= Stated problem =
Pick out the lines in the listing below that contain the word "from" and copy them.

= Raw data =
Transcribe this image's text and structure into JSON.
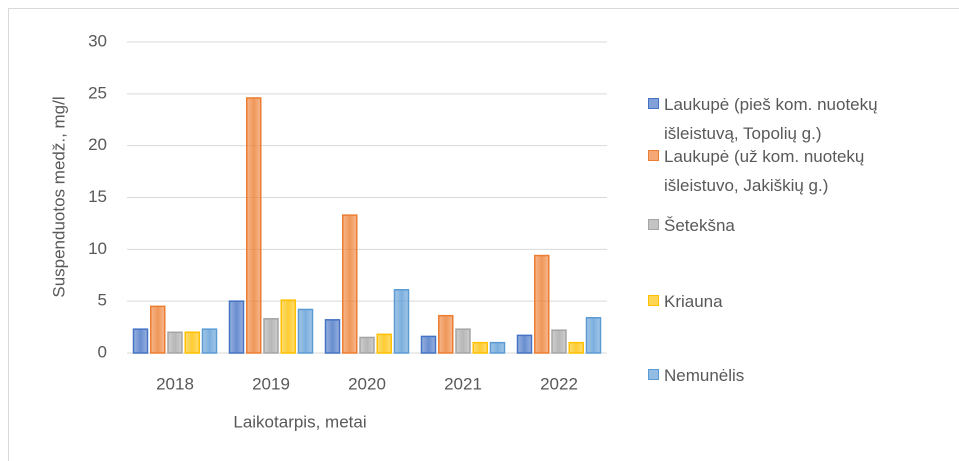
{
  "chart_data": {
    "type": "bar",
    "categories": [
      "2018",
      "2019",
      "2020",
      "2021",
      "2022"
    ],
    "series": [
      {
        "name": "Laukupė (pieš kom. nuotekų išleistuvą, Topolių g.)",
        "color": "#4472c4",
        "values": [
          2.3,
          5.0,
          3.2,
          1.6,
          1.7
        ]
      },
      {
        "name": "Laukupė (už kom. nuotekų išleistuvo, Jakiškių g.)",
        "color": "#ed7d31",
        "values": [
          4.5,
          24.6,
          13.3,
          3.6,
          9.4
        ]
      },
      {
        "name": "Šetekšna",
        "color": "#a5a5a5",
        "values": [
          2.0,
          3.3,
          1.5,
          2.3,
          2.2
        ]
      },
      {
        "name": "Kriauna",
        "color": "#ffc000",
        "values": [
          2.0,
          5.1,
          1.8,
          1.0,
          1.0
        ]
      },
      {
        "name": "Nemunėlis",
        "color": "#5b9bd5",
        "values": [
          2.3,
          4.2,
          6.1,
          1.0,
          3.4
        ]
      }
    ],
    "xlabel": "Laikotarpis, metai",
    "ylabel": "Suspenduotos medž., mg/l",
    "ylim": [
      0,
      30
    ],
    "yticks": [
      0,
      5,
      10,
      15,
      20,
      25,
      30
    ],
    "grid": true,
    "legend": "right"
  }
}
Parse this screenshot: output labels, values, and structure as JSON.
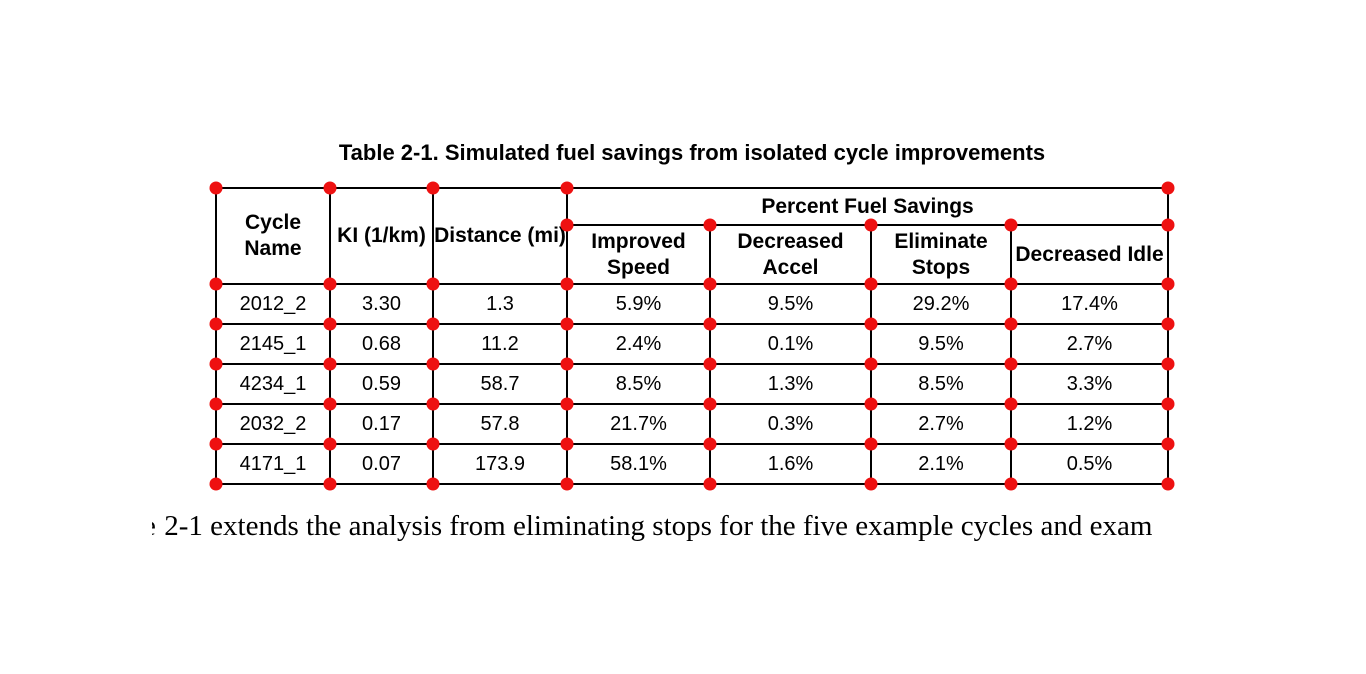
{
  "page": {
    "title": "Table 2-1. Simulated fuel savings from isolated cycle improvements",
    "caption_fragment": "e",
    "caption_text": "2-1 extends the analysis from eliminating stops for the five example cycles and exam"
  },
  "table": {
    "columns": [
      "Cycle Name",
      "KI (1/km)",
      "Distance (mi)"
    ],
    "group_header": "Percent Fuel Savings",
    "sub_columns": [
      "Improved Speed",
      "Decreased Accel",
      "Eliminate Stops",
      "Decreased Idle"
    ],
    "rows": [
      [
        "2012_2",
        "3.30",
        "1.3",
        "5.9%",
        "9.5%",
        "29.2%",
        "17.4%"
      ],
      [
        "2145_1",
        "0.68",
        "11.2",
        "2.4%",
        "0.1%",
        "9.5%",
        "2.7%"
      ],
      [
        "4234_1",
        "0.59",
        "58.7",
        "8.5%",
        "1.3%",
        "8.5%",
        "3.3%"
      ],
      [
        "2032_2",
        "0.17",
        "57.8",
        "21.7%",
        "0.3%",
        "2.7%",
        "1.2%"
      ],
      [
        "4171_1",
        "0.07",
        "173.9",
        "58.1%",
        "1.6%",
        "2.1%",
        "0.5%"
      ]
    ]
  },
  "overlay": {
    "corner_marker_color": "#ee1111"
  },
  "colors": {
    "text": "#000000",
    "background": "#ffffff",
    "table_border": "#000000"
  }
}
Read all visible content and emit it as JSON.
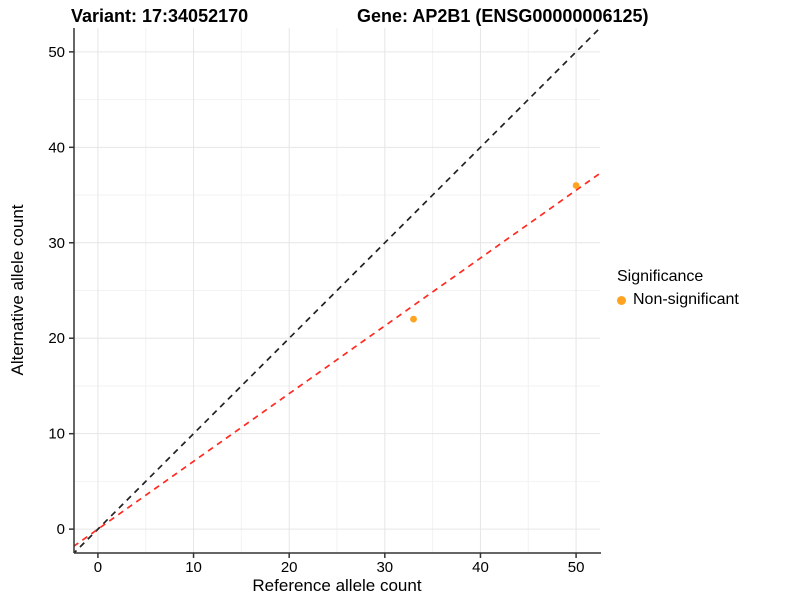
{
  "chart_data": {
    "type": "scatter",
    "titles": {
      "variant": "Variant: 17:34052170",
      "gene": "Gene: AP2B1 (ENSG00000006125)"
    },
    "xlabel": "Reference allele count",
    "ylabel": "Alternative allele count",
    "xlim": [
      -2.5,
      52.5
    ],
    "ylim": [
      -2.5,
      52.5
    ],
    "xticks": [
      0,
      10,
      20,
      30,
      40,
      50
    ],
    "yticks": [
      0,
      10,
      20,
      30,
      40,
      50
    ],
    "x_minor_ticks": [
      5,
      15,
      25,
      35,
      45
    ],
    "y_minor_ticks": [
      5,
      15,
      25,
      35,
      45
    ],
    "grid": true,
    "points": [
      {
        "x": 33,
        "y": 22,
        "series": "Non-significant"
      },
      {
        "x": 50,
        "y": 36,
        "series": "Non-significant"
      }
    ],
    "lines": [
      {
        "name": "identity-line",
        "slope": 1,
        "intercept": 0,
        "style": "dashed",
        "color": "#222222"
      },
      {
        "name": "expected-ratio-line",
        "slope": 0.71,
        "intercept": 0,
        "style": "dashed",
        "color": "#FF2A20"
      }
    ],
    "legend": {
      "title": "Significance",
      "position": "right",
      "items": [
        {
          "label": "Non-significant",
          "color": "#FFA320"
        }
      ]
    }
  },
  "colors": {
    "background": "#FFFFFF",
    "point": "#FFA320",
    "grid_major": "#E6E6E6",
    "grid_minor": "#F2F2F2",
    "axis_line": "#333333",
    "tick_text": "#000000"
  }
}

= Result of the exercise =
    "title": "Table 2-1. Simulated fuel savings from isolated cycle improvements",
    "caption_text": "2-1 extends the analysis from eliminating stops for the five example cycles and exam"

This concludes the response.